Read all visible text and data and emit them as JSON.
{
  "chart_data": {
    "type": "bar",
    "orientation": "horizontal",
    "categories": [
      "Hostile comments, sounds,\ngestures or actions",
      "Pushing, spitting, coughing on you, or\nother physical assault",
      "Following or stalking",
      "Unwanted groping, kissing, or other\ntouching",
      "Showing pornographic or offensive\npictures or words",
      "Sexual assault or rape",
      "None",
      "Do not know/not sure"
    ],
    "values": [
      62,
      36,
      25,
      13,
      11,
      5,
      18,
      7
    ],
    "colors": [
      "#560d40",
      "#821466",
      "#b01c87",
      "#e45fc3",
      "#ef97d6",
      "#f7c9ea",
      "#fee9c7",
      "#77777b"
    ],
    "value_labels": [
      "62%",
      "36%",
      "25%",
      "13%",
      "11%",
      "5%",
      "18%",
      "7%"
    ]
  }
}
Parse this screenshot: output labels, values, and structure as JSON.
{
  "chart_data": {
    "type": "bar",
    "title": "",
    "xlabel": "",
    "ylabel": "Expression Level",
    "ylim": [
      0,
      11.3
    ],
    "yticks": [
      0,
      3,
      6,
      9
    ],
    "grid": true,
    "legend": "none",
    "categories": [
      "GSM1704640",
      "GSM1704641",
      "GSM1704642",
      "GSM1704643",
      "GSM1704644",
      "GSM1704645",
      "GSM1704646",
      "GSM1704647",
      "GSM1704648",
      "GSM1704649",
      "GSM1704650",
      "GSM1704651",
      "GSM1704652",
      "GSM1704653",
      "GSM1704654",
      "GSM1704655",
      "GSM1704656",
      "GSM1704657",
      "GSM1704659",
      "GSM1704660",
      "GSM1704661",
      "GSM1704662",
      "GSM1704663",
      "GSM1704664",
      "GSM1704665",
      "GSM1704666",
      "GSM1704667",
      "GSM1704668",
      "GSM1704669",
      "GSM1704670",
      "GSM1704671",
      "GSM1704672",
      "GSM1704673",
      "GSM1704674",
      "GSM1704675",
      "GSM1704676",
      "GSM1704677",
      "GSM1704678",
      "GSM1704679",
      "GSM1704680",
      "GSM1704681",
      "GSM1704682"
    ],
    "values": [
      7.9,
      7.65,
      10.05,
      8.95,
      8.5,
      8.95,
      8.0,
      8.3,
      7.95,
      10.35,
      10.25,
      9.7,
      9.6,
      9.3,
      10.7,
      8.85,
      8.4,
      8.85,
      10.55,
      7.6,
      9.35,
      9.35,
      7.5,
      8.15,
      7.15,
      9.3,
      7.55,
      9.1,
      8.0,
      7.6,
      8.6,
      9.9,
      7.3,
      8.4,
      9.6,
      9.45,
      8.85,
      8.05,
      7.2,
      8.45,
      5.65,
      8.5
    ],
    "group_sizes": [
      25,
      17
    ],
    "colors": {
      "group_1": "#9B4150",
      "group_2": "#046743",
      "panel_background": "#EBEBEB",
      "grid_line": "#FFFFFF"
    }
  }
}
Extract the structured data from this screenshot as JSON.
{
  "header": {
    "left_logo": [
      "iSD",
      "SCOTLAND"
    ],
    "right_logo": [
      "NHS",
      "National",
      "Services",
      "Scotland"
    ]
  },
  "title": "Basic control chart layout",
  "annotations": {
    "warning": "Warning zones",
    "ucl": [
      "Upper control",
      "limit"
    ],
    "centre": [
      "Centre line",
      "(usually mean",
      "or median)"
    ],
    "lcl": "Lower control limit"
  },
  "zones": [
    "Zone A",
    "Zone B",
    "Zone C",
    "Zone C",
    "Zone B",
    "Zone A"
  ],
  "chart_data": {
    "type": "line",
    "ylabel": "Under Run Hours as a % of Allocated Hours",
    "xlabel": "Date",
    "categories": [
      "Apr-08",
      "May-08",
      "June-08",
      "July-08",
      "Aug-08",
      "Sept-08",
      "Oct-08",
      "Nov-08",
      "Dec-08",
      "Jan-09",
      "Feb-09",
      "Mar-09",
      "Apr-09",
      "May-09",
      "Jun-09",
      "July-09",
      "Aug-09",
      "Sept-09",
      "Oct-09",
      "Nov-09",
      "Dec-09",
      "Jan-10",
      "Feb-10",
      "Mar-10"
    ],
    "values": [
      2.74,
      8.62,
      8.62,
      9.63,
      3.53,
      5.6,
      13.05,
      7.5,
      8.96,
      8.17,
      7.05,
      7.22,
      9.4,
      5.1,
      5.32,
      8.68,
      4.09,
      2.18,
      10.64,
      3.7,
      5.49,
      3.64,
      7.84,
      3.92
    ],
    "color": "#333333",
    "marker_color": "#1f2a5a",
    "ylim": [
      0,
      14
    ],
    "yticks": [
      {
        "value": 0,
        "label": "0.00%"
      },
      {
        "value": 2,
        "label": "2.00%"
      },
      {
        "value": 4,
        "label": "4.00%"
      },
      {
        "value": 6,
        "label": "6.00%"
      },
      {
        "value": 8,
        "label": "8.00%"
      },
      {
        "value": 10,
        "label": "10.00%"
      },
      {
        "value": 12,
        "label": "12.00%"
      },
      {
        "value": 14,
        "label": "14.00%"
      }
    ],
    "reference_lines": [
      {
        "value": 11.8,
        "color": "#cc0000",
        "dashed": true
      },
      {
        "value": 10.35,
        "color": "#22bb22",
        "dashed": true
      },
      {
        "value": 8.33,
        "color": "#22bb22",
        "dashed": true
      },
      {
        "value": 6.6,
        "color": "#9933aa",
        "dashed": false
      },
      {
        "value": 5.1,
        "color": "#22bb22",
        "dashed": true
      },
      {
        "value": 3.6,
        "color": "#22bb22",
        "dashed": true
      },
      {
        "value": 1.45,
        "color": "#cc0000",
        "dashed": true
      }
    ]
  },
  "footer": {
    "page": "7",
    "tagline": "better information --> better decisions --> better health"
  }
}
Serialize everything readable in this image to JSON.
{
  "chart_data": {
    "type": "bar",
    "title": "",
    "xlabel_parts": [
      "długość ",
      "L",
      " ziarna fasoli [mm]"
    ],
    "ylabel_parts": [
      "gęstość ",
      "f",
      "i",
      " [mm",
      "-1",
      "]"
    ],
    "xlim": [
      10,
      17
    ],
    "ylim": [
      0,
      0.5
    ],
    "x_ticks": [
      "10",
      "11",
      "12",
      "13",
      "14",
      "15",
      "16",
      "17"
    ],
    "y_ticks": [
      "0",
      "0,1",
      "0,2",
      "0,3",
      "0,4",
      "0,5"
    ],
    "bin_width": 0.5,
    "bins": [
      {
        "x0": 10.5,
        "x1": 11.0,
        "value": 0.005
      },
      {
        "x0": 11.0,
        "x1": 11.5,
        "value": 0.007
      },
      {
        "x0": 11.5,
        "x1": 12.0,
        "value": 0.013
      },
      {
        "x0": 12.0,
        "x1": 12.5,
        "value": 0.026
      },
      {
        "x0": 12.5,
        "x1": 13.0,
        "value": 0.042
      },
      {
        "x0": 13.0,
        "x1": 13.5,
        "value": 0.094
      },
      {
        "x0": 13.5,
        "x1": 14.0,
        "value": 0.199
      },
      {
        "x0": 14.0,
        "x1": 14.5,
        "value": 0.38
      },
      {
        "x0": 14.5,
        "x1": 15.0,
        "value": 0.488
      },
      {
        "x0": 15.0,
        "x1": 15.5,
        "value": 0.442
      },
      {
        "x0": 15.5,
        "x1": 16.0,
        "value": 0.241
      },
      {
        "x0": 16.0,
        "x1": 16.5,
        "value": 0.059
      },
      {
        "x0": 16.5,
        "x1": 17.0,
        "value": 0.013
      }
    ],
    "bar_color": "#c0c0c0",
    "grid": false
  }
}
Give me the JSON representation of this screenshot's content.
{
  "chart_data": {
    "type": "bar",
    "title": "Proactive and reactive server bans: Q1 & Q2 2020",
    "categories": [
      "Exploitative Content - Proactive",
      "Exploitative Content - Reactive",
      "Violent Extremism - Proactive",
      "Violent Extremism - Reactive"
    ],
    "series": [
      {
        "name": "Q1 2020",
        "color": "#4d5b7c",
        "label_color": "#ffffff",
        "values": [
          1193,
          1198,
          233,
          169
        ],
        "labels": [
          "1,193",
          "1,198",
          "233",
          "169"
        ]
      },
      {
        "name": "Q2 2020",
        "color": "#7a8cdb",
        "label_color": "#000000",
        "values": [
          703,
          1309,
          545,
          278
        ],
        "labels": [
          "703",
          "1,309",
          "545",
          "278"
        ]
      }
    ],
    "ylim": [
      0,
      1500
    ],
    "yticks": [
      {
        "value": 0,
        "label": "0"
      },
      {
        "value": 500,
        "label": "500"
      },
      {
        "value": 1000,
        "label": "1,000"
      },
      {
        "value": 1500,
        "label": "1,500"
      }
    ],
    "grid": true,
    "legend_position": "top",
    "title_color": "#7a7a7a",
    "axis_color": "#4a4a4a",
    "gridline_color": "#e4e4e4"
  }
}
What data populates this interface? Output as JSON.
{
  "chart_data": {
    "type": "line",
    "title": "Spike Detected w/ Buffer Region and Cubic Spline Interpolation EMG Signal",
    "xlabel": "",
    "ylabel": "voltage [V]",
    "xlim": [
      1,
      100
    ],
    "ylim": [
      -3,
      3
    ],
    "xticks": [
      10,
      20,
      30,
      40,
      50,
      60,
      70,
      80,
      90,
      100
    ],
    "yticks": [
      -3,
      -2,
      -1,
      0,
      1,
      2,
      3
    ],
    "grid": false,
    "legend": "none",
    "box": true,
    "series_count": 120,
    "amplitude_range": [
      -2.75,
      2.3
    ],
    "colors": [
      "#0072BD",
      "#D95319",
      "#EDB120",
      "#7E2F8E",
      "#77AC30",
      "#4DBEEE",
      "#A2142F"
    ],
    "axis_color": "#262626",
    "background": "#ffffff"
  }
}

###

## Task brief
Among the lines of the data, identify those with the word "assault". Copy each of them.

## Exercise solution
      "Pushing, spitting, coughing on you, or\nother physical assault",
      "Sexual assault or rape",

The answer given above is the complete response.